Aufgabe: Setze den Text über europäisches Beihilferecht im Energiewirtschaftsrecht bitte im Anschluss an seinen letzten Satz fort.

Wie in allen (hoch) regulierten Bereichen sind auch im Energiewirtschaftsrecht rechtliche Vorgaben häufig sanktioniert, um ihre Einhaltung sicherstellen zu können. Dies geschieht bei Nichtbeachtung entweder durch Sanktionen wie Ordnungswidrigkeiten oder durch den Verlust von Privilegien. Auf dieses System sind die Compliance-Strukturen in den betroffenen Unternehmen in der Regel bereits eingestellt. Allerdings ist in neuerer Zeit eine weitere Ebene hinzugekommen, die im Rahmen von Compliance-Managementsystemen zunehmend berücksichtigt werden sollte: diejenige des europäischen Beihilferechts. Immer mehr energierechtliche Regelungssysteme, in denen finanzielle Belastungen zwischen verschiedenen Beteiligten verschoben (gewälzt) werden, müssen nunmehr auch beihilferechtlichen Anforderungen genügen. Europäisches Beihilferecht kann nationale regulatorische Vorgaben überformen und folgt hinsichtlich seiner Durchsetzungs- und Sanktionsmechanismen eigenen (europäischen) Regelungen. Ein Beispiel dafür ist die in der Folge eines neueren EuG-Urteils diskutierte Möglichkeit der Rückforderung von finanziellen Mitteln, die fehlerhaft – das heißt unter Verletzung zunächst rein innerstaatlicher Regulierungsvorgaben – gewälzt wurden.

Datenauszug:
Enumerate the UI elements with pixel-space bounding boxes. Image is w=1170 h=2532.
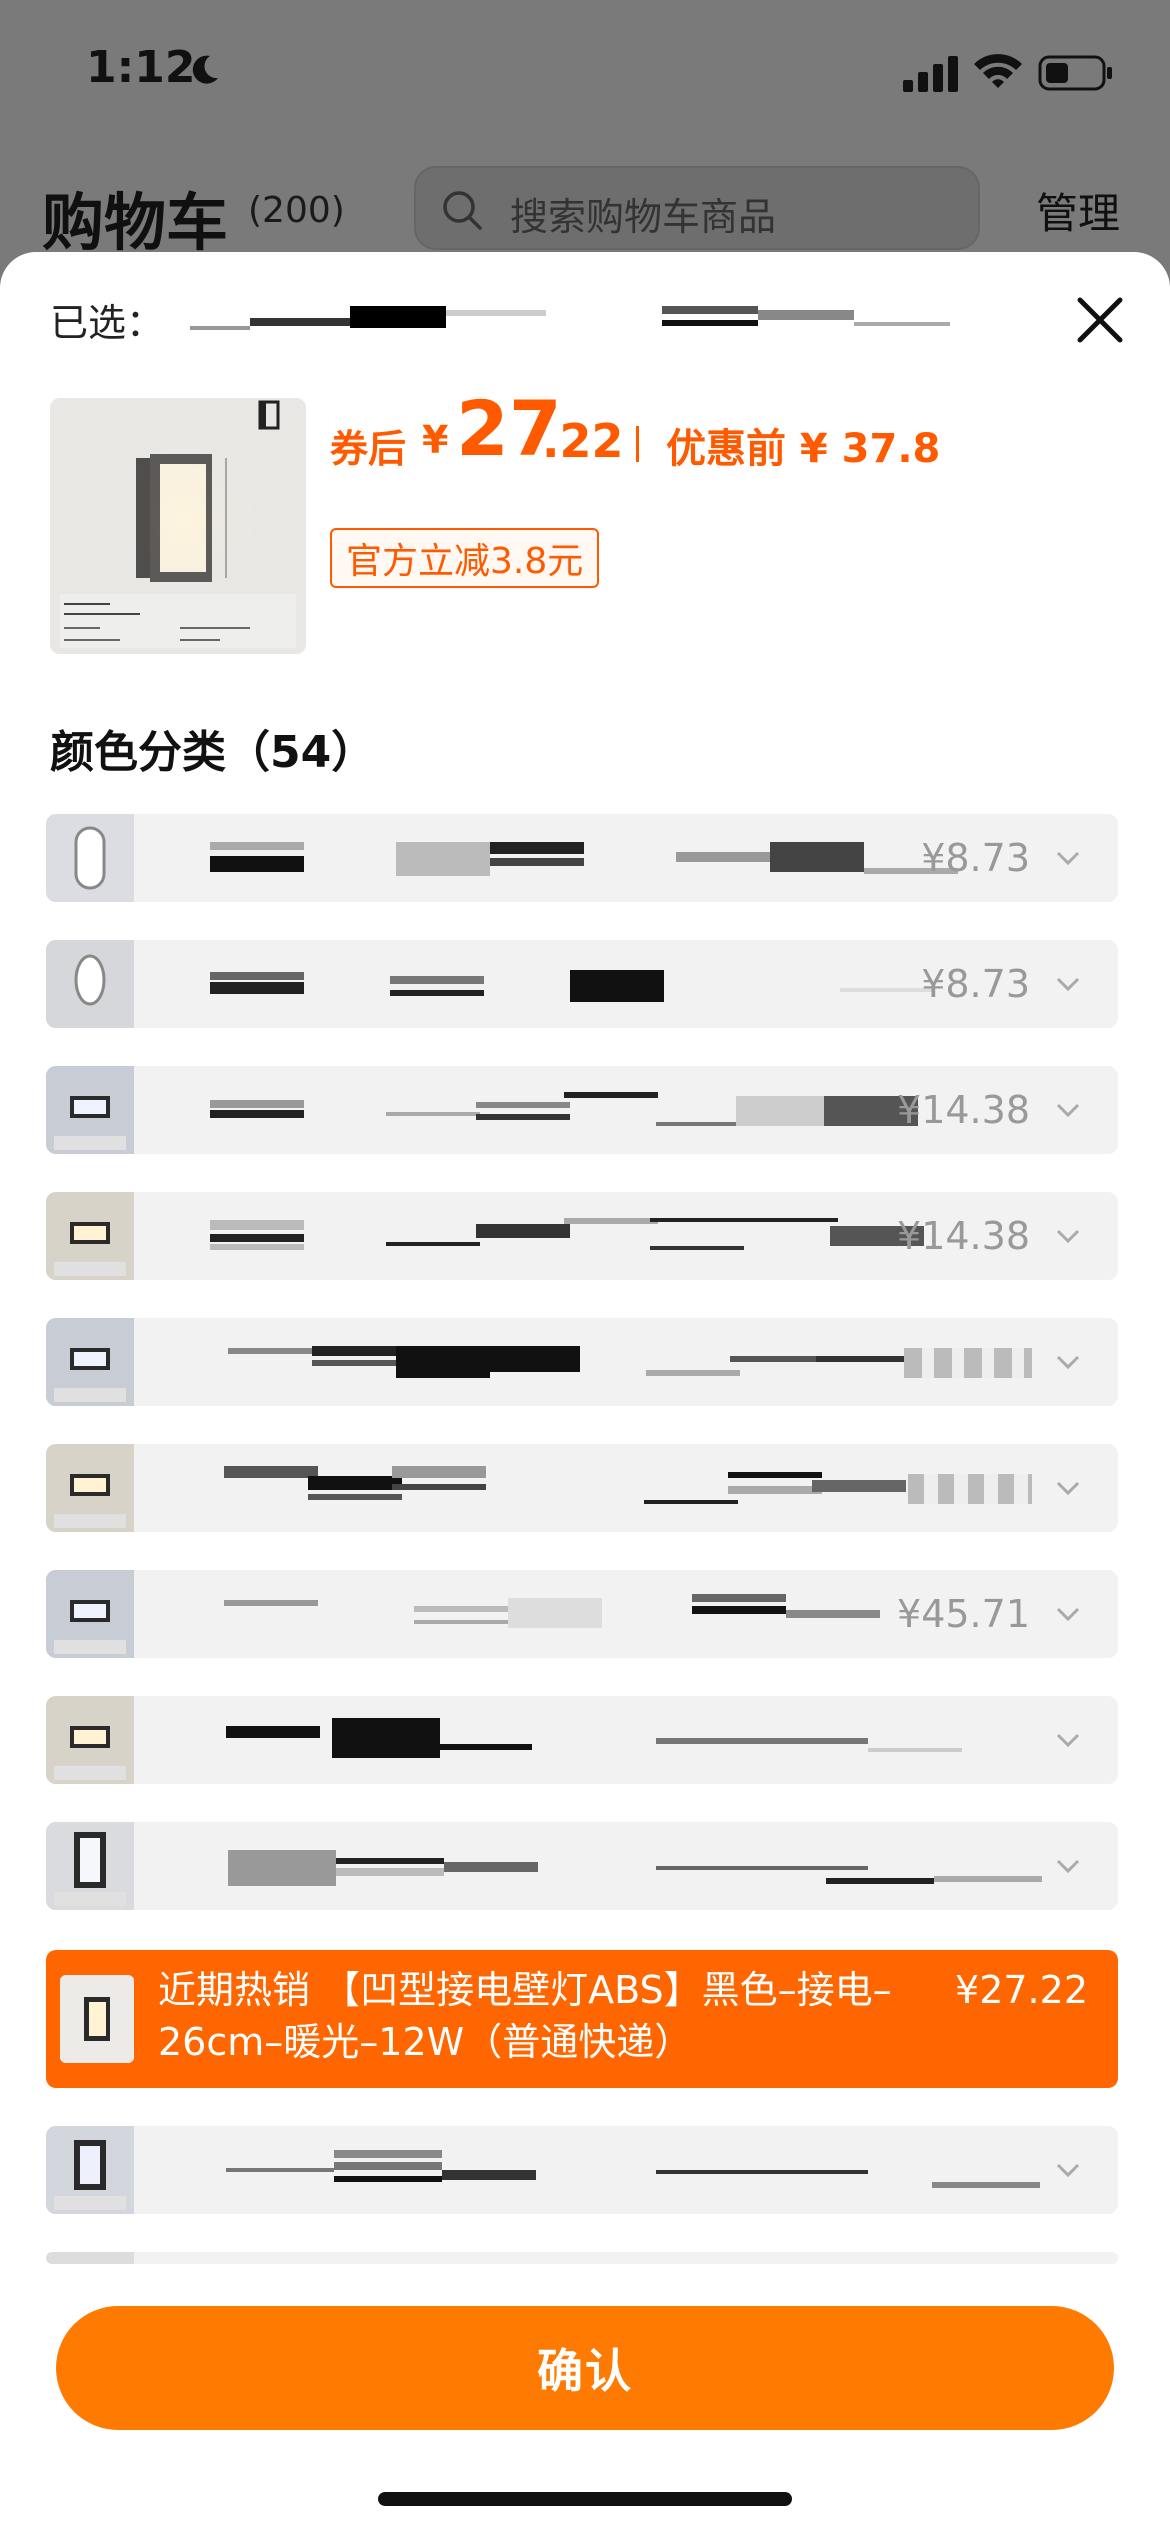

Erwartete Ausgabe:
Energierecht: Vorgaben und ihre Sanktionierung bei Verstößen
Als hoch regulierter Bereich, der zudem stark politischen Vorgaben unterliegt, ist das Energiewirtschaftsrecht auf Mechanismen angewiesen, welche die Einhaltung dieser regulatorischen Vorgaben sicherstellen. Dazu hat der Gesetzgeber im Wesentlichen zwei Mittel: Sanktionen im engeren Sinne (z. B. durch die Androhung von Ordnungswidrigkeiten) oder Verluste von Privilegien. Ein Beispiel für letzteres ist die Privilegierung von bestehenden Scheibenpachtmodellen unter dem EEG 2017: Diese Modelle, bei denen verschiedene Stromverbraucher eine Erzeugungsanlage anteilig nutzen, müssen bis 31. Dezember 2017 gemeldet werden, damit sie ihre Privilegien in Form einer entfallenden EEG-Umlage behalten können. Wird diese Ausschlussfrist versäumt, geht diese Privilegierung verloren.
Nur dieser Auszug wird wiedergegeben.